== Aim ==
Leaving out all images, write out the records that follow exactly.

-- begin Data to use --

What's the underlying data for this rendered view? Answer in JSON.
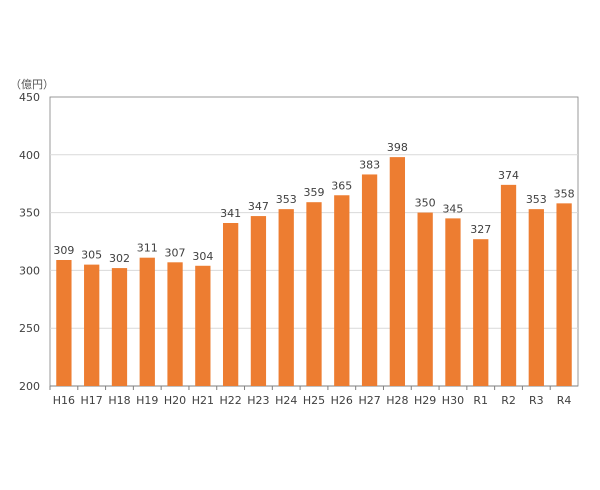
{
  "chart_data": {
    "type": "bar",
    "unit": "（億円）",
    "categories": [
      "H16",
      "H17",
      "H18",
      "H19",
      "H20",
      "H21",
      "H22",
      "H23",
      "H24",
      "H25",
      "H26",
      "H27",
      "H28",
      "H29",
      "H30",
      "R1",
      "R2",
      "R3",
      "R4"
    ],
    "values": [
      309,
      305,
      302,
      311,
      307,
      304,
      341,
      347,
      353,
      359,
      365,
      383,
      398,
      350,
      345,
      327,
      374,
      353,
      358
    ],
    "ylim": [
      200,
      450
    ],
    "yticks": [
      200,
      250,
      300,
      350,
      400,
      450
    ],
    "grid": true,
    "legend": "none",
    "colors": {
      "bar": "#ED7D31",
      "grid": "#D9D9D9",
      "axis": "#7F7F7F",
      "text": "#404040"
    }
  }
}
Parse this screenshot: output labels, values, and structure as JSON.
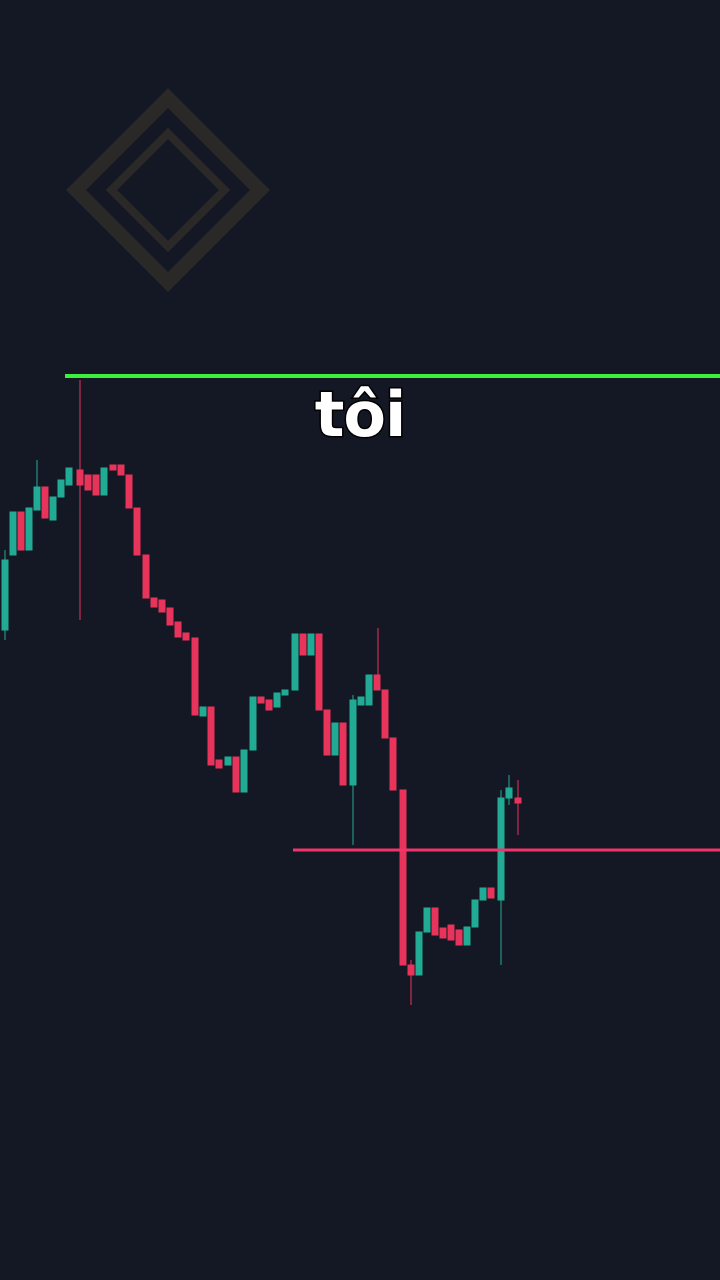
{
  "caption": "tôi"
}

-- end Data to use --

== Solution to this problem ==
What's the underlying data for this rendered view? Answer in JSON.
{
  "chart_data": {
    "type": "bar",
    "unit": "（億円）",
    "categories": [
      "H16",
      "H17",
      "H18",
      "H19",
      "H20",
      "H21",
      "H22",
      "H23",
      "H24",
      "H25",
      "H26",
      "H27",
      "H28",
      "H29",
      "H30",
      "R1",
      "R2",
      "R3",
      "R4"
    ],
    "values": [
      309,
      305,
      302,
      311,
      307,
      304,
      341,
      347,
      353,
      359,
      365,
      383,
      398,
      350,
      345,
      327,
      374,
      353,
      358
    ],
    "ylim": [
      200,
      450
    ],
    "yticks": [
      200,
      250,
      300,
      350,
      400,
      450
    ],
    "grid": true,
    "legend": "none",
    "colors": {
      "bar": "#ED7D31",
      "grid": "#D9D9D9",
      "axis": "#7F7F7F",
      "text": "#404040"
    }
  }
}
Parse this screenshot: output labels, values, and structure as JSON.
{
  "caption": "tôi"
}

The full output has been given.